##### Available records
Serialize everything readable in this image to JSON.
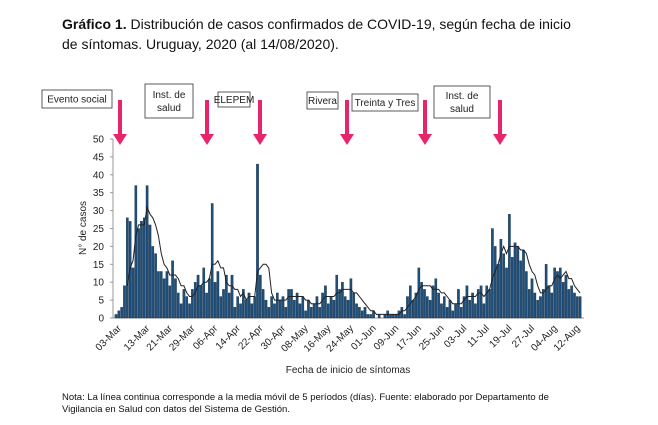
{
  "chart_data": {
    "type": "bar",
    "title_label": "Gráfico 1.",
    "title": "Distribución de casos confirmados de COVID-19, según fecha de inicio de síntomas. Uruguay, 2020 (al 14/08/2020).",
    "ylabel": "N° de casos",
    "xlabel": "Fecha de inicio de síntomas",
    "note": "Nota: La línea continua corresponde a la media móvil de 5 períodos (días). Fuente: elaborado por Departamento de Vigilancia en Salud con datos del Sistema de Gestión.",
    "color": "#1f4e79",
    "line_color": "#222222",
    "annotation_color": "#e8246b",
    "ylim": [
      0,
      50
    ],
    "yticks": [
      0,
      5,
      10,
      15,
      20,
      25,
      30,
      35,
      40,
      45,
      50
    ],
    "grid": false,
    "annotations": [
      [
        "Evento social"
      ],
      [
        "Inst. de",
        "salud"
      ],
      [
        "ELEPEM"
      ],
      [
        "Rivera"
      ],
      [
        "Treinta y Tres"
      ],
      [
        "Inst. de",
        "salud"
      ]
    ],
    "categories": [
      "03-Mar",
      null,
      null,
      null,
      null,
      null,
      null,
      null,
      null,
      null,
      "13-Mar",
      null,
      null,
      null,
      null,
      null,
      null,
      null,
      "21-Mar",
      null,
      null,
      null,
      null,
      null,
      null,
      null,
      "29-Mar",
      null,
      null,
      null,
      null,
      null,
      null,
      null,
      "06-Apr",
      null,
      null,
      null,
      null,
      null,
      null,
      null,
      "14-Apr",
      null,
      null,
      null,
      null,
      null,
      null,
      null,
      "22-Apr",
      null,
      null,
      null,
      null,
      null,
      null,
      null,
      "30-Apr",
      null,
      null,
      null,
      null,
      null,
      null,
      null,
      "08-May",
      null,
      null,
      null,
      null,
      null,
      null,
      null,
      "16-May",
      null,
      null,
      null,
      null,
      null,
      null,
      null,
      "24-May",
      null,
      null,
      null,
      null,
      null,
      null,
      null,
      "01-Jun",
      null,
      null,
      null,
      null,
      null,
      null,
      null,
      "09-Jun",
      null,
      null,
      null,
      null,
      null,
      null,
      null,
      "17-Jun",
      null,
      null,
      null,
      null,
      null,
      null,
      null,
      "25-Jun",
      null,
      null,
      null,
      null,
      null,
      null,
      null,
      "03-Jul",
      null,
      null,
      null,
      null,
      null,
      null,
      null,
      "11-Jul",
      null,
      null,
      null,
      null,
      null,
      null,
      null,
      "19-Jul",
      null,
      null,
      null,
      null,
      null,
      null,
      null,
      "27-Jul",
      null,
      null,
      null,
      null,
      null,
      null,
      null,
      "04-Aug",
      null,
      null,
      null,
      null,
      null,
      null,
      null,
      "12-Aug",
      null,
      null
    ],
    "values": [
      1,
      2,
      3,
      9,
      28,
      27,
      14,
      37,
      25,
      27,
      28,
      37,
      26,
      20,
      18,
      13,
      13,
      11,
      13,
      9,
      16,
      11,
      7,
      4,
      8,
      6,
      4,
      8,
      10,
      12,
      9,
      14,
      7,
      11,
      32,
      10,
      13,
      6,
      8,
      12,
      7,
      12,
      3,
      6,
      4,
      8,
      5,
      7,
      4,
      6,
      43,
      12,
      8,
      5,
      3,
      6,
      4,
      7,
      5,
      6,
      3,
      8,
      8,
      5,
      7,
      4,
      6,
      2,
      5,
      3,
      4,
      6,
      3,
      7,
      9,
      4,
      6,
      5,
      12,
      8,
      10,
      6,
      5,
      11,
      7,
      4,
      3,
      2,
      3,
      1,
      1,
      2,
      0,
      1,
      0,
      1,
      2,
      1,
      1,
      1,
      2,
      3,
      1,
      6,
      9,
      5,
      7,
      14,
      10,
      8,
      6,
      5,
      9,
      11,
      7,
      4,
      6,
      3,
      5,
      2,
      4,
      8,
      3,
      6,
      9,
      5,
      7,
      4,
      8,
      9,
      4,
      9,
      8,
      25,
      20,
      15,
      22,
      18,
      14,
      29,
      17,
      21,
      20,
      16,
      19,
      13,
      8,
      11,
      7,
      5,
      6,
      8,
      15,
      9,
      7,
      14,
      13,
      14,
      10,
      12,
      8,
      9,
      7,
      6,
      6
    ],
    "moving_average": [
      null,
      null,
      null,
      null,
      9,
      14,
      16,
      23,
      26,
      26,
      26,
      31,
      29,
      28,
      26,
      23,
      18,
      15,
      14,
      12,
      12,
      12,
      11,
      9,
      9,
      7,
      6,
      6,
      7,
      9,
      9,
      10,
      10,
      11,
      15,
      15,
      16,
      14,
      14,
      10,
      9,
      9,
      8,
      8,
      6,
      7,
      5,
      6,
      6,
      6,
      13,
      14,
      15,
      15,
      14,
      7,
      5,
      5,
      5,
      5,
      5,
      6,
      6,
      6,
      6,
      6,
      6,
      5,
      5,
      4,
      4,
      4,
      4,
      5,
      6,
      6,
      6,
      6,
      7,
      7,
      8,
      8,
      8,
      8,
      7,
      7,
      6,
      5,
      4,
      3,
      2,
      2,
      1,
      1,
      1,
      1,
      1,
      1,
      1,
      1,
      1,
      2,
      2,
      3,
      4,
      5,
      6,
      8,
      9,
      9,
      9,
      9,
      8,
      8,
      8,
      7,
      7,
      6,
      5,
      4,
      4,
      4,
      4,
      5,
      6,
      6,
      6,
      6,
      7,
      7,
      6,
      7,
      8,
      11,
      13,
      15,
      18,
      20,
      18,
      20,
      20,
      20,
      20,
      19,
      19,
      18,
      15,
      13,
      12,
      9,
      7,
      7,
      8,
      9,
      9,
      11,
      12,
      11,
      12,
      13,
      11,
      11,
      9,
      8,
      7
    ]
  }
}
##########
> **Brief**
Go through the records and show every line with the string "síntomas" in it.

> **Output**
    "title": "Distribución de casos confirmados de COVID-19, según fecha de inicio de síntomas. Uruguay, 2020 (al 14/08/2020).",
    "xlabel": "Fecha de inicio de síntomas",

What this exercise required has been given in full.